Stated exercise
Copy out the entries below in full and exactly.

(Extracted records)
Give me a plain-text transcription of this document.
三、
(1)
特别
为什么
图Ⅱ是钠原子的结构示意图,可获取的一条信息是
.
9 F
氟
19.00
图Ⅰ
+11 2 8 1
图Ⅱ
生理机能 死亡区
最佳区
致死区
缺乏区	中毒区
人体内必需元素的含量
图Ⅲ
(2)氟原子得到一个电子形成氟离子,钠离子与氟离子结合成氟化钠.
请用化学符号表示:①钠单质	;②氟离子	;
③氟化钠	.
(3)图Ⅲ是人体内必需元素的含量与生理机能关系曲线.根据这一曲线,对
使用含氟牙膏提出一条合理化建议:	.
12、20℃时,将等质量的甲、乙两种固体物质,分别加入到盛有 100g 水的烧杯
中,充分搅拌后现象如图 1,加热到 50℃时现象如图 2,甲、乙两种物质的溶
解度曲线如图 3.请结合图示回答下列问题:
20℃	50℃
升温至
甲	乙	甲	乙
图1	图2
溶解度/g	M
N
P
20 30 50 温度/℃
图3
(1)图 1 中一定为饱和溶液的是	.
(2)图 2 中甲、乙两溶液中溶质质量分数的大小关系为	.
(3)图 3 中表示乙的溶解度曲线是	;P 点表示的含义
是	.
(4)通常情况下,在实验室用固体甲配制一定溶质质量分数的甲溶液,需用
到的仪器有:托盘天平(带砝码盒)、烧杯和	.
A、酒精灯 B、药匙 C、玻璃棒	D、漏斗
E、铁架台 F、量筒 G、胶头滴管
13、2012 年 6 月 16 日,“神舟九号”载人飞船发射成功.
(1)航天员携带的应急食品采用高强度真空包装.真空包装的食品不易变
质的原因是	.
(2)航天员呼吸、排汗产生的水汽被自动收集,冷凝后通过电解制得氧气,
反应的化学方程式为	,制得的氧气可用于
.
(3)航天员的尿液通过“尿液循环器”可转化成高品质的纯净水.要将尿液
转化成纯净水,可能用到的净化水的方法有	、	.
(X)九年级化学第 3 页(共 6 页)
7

Result of this exercise
Give me a plain-text transcription of this document.
三、
(1)
特别
为什么
图Ⅱ是钠原子的结构示意图,可获取的一条信息是
.
9 F
氟
19.00
图Ⅰ
+11 2 8 1
图Ⅱ
生理机能 死亡区
最佳区
致死区
缺乏区	中毒区
人体内必需元素的含量
图Ⅲ
(2)氟原子得到一个电子形成氟离子,钠离子与氟离子结合成氟化钠.
请用化学符号表示:①钠单质	;②氟离子	;
③氟化钠	.
(3)图Ⅲ是人体内必需元素的含量与生理机能关系曲线.根据这一曲线,对
使用含氟牙膏提出一条合理化建议:	.
12、20℃时,将等质量的甲、乙两种固体物质,分别加入到盛有 100g 水的烧杯
中,充分搅拌后现象如图 1,加热到 50℃时现象如图 2,甲、乙两种物质的溶
解度曲线如图 3.请结合图示回答下列问题:
20℃	50℃
升温至
甲	乙	甲	乙
图1	图2
溶解度/g	M
N
P
20 30 50 温度/℃
图3
(1)图 1 中一定为饱和溶液的是	.
(2)图 2 中甲、乙两溶液中溶质质量分数的大小关系为	.
(3)图 3 中表示乙的溶解度曲线是	;P 点表示的含义
是	.
(4)通常情况下,在实验室用固体甲配制一定溶质质量分数的甲溶液,需用
到的仪器有:托盘天平(带砝码盒)、烧杯和	.
A、酒精灯 B、药匙 C、玻璃棒	D、漏斗
E、铁架台 F、量筒 G、胶头滴管
13、2012 年 6 月 16 日,“神舟九号”载人飞船发射成功.
(1)航天员携带的应急食品采用高强度真空包装.真空包装的食品不易变
质的原因是	.
(2)航天员呼吸、排汗产生的水汽被自动收集,冷凝后通过电解制得氧气,
反应的化学方程式为	,制得的氧气可用于
.
(3)航天员的尿液通过“尿液循环器”可转化成高品质的纯净水.要将尿液
转化成纯净水,可能用到的净化水的方法有	、	.
(X)九年级化学第 3 页(共 6 页)
7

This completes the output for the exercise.